## [INPUT ROWS]

□ □ □

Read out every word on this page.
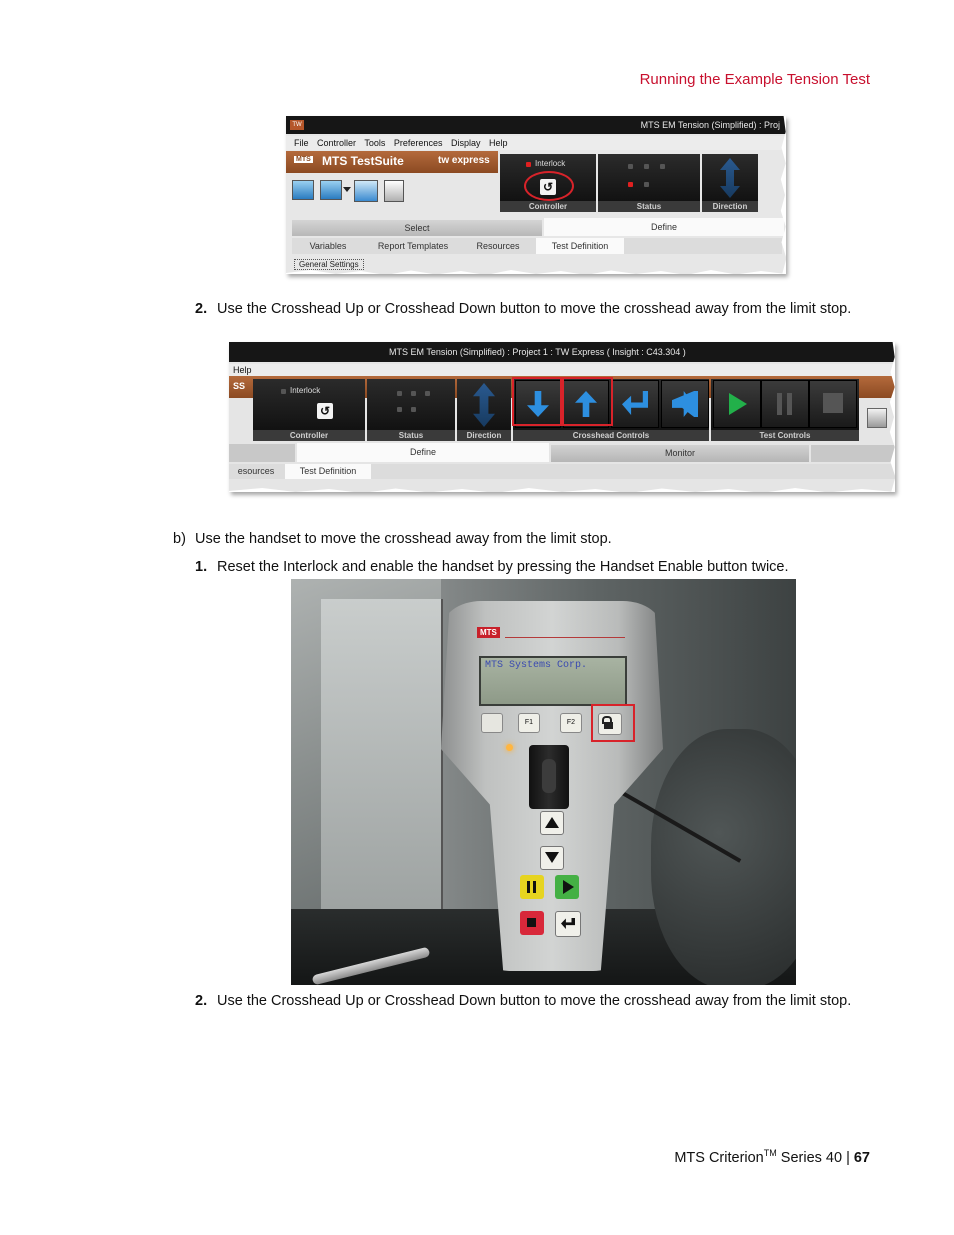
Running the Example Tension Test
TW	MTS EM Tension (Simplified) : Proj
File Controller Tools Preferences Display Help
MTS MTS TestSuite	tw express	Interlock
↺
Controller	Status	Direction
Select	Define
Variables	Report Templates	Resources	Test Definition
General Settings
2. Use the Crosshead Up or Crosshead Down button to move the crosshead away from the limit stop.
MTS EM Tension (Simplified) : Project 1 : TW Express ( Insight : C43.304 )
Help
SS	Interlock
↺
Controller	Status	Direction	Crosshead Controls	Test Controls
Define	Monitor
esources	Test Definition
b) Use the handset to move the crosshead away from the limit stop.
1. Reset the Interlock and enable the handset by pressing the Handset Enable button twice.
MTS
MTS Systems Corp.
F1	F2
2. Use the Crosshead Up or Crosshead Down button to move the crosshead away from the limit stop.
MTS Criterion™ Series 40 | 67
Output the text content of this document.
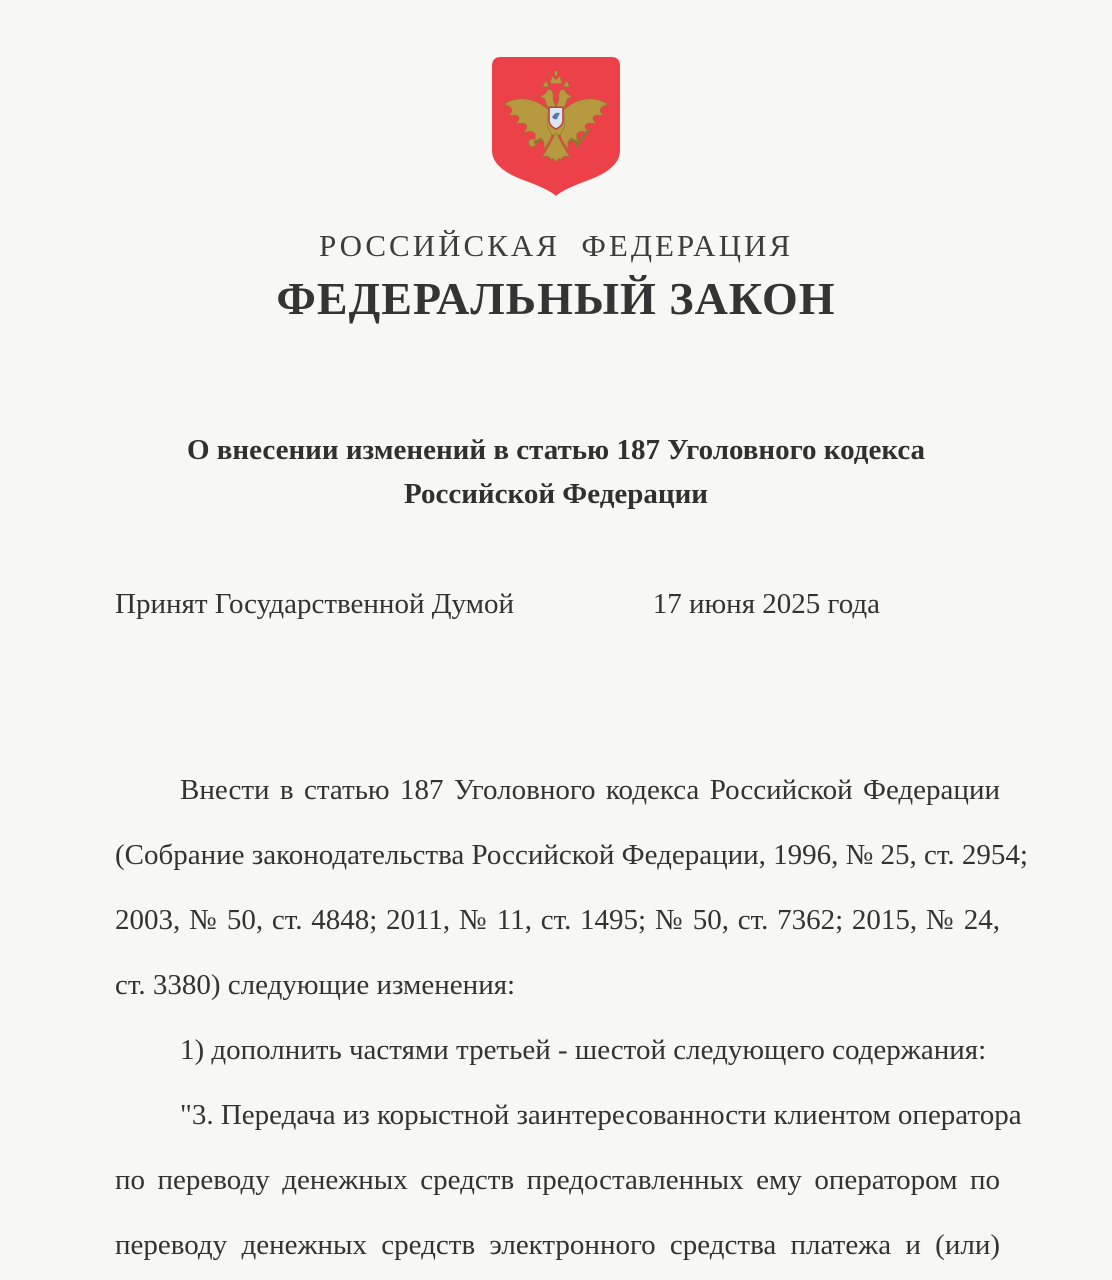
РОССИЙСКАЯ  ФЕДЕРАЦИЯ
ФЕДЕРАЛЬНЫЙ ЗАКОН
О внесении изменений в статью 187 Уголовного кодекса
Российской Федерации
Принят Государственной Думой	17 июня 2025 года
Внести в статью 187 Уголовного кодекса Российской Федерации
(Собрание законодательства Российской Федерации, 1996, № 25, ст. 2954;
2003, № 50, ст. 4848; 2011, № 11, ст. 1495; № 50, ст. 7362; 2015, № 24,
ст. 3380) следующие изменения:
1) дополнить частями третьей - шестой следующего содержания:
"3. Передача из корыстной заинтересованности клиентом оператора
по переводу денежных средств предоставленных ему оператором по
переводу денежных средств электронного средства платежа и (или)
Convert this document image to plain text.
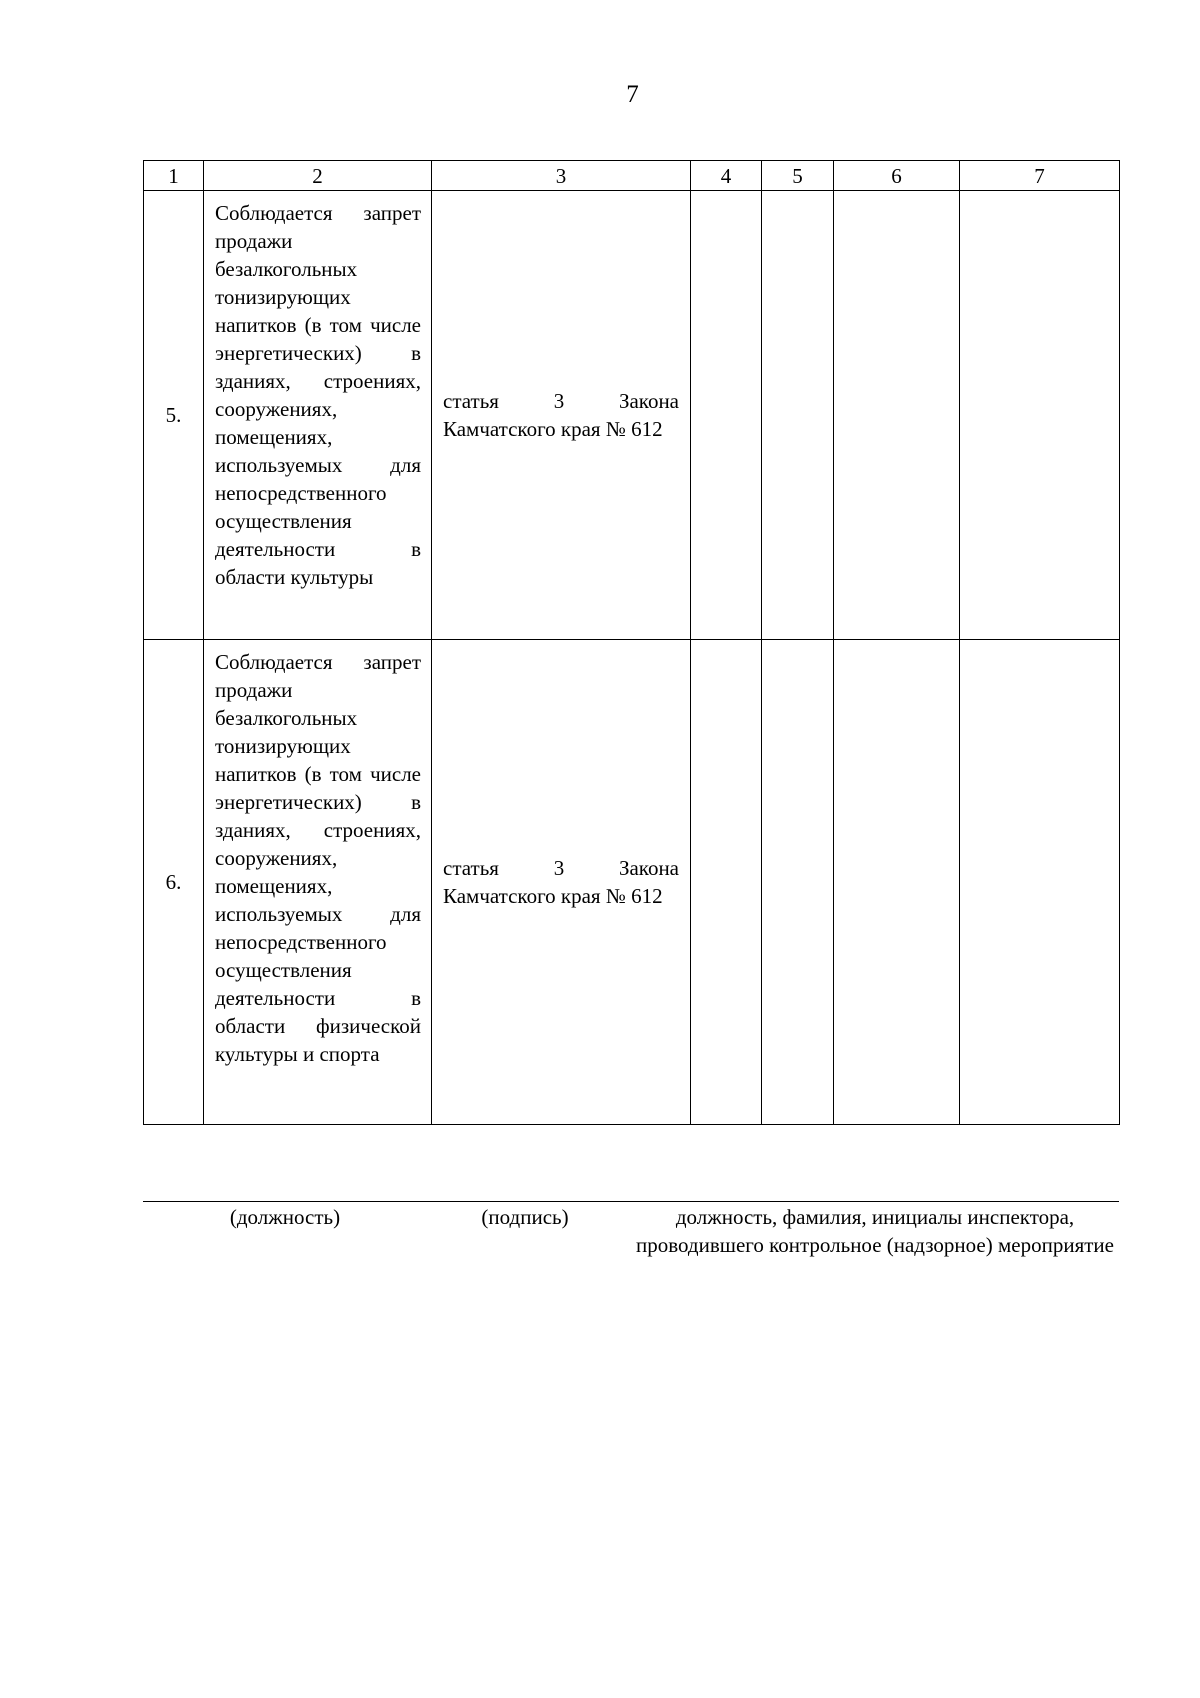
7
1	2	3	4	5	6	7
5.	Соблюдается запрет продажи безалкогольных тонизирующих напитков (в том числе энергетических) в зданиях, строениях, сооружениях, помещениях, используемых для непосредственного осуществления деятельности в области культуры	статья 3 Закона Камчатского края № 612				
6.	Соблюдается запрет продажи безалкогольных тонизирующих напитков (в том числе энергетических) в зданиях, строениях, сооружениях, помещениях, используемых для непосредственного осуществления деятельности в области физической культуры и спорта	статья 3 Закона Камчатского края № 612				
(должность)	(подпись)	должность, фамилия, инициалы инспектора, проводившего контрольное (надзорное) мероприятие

□ □ □

## [TASK GOAL]
From the entries, copy out each line containing the word "тонизирующих".

## [EXERCISE RESPONSE]
5.	Соблюдается запрет продажи безалкогольных тонизирующих напитков (в том числе энергетических) в зданиях, строениях, сооружениях, помещениях, используемых для непосредственного осуществления деятельности в области культуры	статья 3 Закона Камчатского края № 612				
6.	Соблюдается запрет продажи безалкогольных тонизирующих напитков (в том числе энергетических) в зданиях, строениях, сооружениях, помещениях, используемых для непосредственного осуществления деятельности в области физической культуры и спорта	статья 3 Закона Камчатского края № 612				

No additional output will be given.